(Beginning of Data for this exercise)

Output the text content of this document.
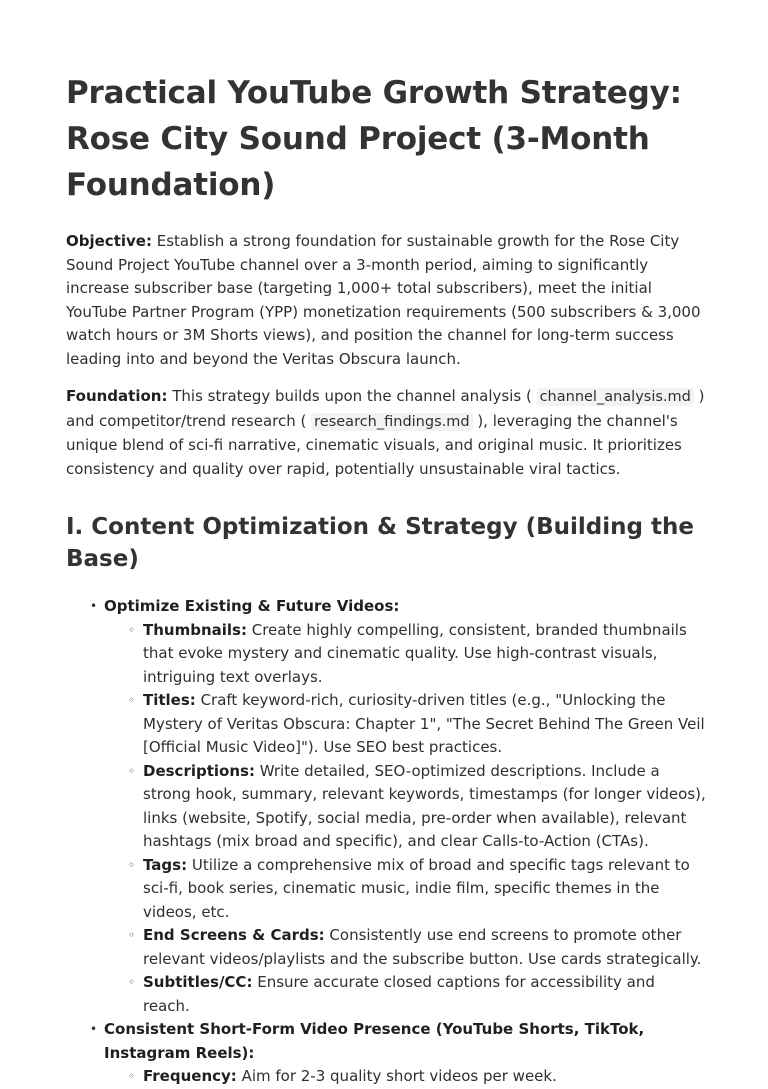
Practical YouTube Growth Strategy: Rose City Sound Project (3-Month Foundation)

Objective: Establish a strong foundation for sustainable growth for the Rose City Sound Project YouTube channel over a 3-month period, aiming to significantly increase subscriber base (targeting 1,000+ total subscribers), meet the initial YouTube Partner Program (YPP) monetization requirements (500 subscribers & 3,000 watch hours or 3M Shorts views), and position the channel for long-term success leading into and beyond the Veritas Obscura launch.

Foundation: This strategy builds upon the channel analysis ( channel_analysis.md ) and competitor/trend research ( research_findings.md ), leveraging the channel's unique blend of sci-fi narrative, cinematic visuals, and original music. It prioritizes consistency and quality over rapid, potentially unsustainable viral tactics.

I. Content Optimization & Strategy (Building the Base)
• Optimize Existing & Future Videos:
◦ Thumbnails: Create highly compelling, consistent, branded thumbnails that evoke mystery and cinematic quality. Use high-contrast visuals, intriguing text overlays.
◦ Titles: Craft keyword-rich, curiosity-driven titles (e.g., "Unlocking the Mystery of Veritas Obscura: Chapter 1", "The Secret Behind The Green Veil [Official Music Video]"). Use SEO best practices.
◦ Descriptions: Write detailed, SEO-optimized descriptions. Include a strong hook, summary, relevant keywords, timestamps (for longer videos), links (website, Spotify, social media, pre-order when available), relevant hashtags (mix broad and specific), and clear Calls-to-Action (CTAs).
◦ Tags: Utilize a comprehensive mix of broad and specific tags relevant to sci-fi, book series, cinematic music, indie film, specific themes in the videos, etc.
◦ End Screens & Cards: Consistently use end screens to promote other relevant videos/playlists and the subscribe button. Use cards strategically.
◦ Subtitles/CC: Ensure accurate closed captions for accessibility and reach.
• Consistent Short-Form Video Presence (YouTube Shorts, TikTok, Instagram Reels):
◦ Frequency: Aim for 2-3 quality short videos per week.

(End of Data for this exercise)

### [Assigned task]
Could every record be given again exactly, with its pictures left out?

### [Answer area]
Output the text content of this document.
Practical YouTube Growth Strategy: Rose City Sound Project (3-Month Foundation)

Objective: Establish a strong foundation for sustainable growth for the Rose City Sound Project YouTube channel over a 3-month period, aiming to significantly increase subscriber base (targeting 1,000+ total subscribers), meet the initial YouTube Partner Program (YPP) monetization requirements (500 subscribers & 3,000 watch hours or 3M Shorts views), and position the channel for long-term success leading into and beyond the Veritas Obscura launch.

Foundation: This strategy builds upon the channel analysis ( channel_analysis.md ) and competitor/trend research ( research_findings.md ), leveraging the channel's unique blend of sci-fi narrative, cinematic visuals, and original music. It prioritizes consistency and quality over rapid, potentially unsustainable viral tactics.

I. Content Optimization & Strategy (Building the Base)
• Optimize Existing & Future Videos:
◦ Thumbnails: Create highly compelling, consistent, branded thumbnails that evoke mystery and cinematic quality. Use high-contrast visuals, intriguing text overlays.
◦ Titles: Craft keyword-rich, curiosity-driven titles (e.g., "Unlocking the Mystery of Veritas Obscura: Chapter 1", "The Secret Behind The Green Veil [Official Music Video]"). Use SEO best practices.
◦ Descriptions: Write detailed, SEO-optimized descriptions. Include a strong hook, summary, relevant keywords, timestamps (for longer videos), links (website, Spotify, social media, pre-order when available), relevant hashtags (mix broad and specific), and clear Calls-to-Action (CTAs).
◦ Tags: Utilize a comprehensive mix of broad and specific tags relevant to sci-fi, book series, cinematic music, indie film, specific themes in the videos, etc.
◦ End Screens & Cards: Consistently use end screens to promote other relevant videos/playlists and the subscribe button. Use cards strategically.
◦ Subtitles/CC: Ensure accurate closed captions for accessibility and reach.
• Consistent Short-Form Video Presence (YouTube Shorts, TikTok, Instagram Reels):
◦ Frequency: Aim for 2-3 quality short videos per week.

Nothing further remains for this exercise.